- [Exercise directions]: Go through the entries below and write each one out exactly.

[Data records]
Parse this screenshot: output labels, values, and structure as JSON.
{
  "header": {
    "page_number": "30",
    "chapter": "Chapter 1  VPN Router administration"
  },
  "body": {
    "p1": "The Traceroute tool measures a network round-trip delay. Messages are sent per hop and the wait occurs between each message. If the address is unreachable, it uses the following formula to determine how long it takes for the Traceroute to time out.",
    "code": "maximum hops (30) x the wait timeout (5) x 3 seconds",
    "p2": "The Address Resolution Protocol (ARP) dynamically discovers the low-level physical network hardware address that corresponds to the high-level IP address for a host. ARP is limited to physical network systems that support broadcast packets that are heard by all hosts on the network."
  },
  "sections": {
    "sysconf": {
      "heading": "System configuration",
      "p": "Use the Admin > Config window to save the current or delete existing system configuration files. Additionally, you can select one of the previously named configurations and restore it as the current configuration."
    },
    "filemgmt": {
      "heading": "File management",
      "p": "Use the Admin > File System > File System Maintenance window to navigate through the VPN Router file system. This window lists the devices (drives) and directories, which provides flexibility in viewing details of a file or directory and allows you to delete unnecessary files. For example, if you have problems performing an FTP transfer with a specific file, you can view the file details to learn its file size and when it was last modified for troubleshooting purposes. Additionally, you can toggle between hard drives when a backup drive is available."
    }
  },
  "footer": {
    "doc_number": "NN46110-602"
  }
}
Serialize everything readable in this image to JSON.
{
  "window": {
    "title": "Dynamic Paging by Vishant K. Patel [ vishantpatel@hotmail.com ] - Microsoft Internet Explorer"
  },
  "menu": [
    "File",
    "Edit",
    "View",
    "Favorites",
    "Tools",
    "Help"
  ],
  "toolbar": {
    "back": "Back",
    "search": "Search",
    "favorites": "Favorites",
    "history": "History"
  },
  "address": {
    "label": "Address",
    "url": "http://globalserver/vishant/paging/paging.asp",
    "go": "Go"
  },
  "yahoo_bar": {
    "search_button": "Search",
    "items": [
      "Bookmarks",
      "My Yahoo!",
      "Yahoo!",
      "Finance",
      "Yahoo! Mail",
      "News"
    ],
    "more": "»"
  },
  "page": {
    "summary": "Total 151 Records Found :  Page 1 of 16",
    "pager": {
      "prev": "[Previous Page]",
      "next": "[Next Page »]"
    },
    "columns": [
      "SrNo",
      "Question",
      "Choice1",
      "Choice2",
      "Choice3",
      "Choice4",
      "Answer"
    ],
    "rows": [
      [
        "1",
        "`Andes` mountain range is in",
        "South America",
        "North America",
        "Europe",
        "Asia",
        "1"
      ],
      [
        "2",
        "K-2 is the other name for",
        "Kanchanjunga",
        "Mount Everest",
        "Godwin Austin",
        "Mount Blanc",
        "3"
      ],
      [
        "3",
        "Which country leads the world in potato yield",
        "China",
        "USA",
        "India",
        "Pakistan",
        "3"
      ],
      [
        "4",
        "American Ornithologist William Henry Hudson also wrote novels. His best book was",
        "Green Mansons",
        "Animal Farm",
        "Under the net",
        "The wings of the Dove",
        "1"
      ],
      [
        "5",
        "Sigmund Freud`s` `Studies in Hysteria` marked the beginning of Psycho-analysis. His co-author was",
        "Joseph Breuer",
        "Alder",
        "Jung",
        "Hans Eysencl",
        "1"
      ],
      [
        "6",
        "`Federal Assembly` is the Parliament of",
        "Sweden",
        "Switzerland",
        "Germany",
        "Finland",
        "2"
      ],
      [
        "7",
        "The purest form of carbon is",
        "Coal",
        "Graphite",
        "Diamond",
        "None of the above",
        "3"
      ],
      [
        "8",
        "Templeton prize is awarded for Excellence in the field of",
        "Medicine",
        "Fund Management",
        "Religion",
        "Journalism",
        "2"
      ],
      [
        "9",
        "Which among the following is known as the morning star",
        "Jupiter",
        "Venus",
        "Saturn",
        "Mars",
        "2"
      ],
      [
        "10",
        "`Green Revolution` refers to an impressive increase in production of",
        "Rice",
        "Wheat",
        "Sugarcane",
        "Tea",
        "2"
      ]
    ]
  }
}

- [Task output]:
Parse this screenshot: output labels, values, and structure as JSON.
{
  "header": {
    "page_number": "30",
    "chapter": "Chapter 1  VPN Router administration"
  },
  "body": {
    "p1": "The Traceroute tool measures a network round-trip delay. Messages are sent per hop and the wait occurs between each message. If the address is unreachable, it uses the following formula to determine how long it takes for the Traceroute to time out.",
    "code": "maximum hops (30) x the wait timeout (5) x 3 seconds",
    "p2": "The Address Resolution Protocol (ARP) dynamically discovers the low-level physical network hardware address that corresponds to the high-level IP address for a host. ARP is limited to physical network systems that support broadcast packets that are heard by all hosts on the network."
  },
  "sections": {
    "sysconf": {
      "heading": "System configuration",
      "p": "Use the Admin > Config window to save the current or delete existing system configuration files. Additionally, you can select one of the previously named configurations and restore it as the current configuration."
    },
    "filemgmt": {
      "heading": "File management",
      "p": "Use the Admin > File System > File System Maintenance window to navigate through the VPN Router file system. This window lists the devices (drives) and directories, which provides flexibility in viewing details of a file or directory and allows you to delete unnecessary files. For example, if you have problems performing an FTP transfer with a specific file, you can view the file details to learn its file size and when it was last modified for troubleshooting purposes. Additionally, you can toggle between hard drives when a backup drive is available."
    }
  },
  "footer": {
    "doc_number": "NN46110-602"
  }
}
Serialize everything readable in this image to JSON.
{
  "window": {
    "title": "Dynamic Paging by Vishant K. Patel [ vishantpatel@hotmail.com ] - Microsoft Internet Explorer"
  },
  "menu": [
    "File",
    "Edit",
    "View",
    "Favorites",
    "Tools",
    "Help"
  ],
  "toolbar": {
    "back": "Back",
    "search": "Search",
    "favorites": "Favorites",
    "history": "History"
  },
  "address": {
    "label": "Address",
    "url": "http://globalserver/vishant/paging/paging.asp",
    "go": "Go"
  },
  "yahoo_bar": {
    "search_button": "Search",
    "items": [
      "Bookmarks",
      "My Yahoo!",
      "Yahoo!",
      "Finance",
      "Yahoo! Mail",
      "News"
    ],
    "more": "»"
  },
  "page": {
    "summary": "Total 151 Records Found :  Page 1 of 16",
    "pager": {
      "prev": "[Previous Page]",
      "next": "[Next Page »]"
    },
    "columns": [
      "SrNo",
      "Question",
      "Choice1",
      "Choice2",
      "Choice3",
      "Choice4",
      "Answer"
    ],
    "rows": [
      [
        "1",
        "`Andes` mountain range is in",
        "South America",
        "North America",
        "Europe",
        "Asia",
        "1"
      ],
      [
        "2",
        "K-2 is the other name for",
        "Kanchanjunga",
        "Mount Everest",
        "Godwin Austin",
        "Mount Blanc",
        "3"
      ],
      [
        "3",
        "Which country leads the world in potato yield",
        "China",
        "USA",
        "India",
        "Pakistan",
        "3"
      ],
      [
        "4",
        "American Ornithologist William Henry Hudson also wrote novels. His best book was",
        "Green Mansons",
        "Animal Farm",
        "Under the net",
        "The wings of the Dove",
        "1"
      ],
      [
        "5",
        "Sigmund Freud`s` `Studies in Hysteria` marked the beginning of Psycho-analysis. His co-author was",
        "Joseph Breuer",
        "Alder",
        "Jung",
        "Hans Eysencl",
        "1"
      ],
      [
        "6",
        "`Federal Assembly` is the Parliament of",
        "Sweden",
        "Switzerland",
        "Germany",
        "Finland",
        "2"
      ],
      [
        "7",
        "The purest form of carbon is",
        "Coal",
        "Graphite",
        "Diamond",
        "None of the above",
        "3"
      ],
      [
        "8",
        "Templeton prize is awarded for Excellence in the field of",
        "Medicine",
        "Fund Management",
        "Religion",
        "Journalism",
        "2"
      ],
      [
        "9",
        "Which among the following is known as the morning star",
        "Jupiter",
        "Venus",
        "Saturn",
        "Mars",
        "2"
      ],
      [
        "10",
        "`Green Revolution` refers to an impressive increase in production of",
        "Rice",
        "Wheat",
        "Sugarcane",
        "Tea",
        "2"
      ]
    ]
  }
}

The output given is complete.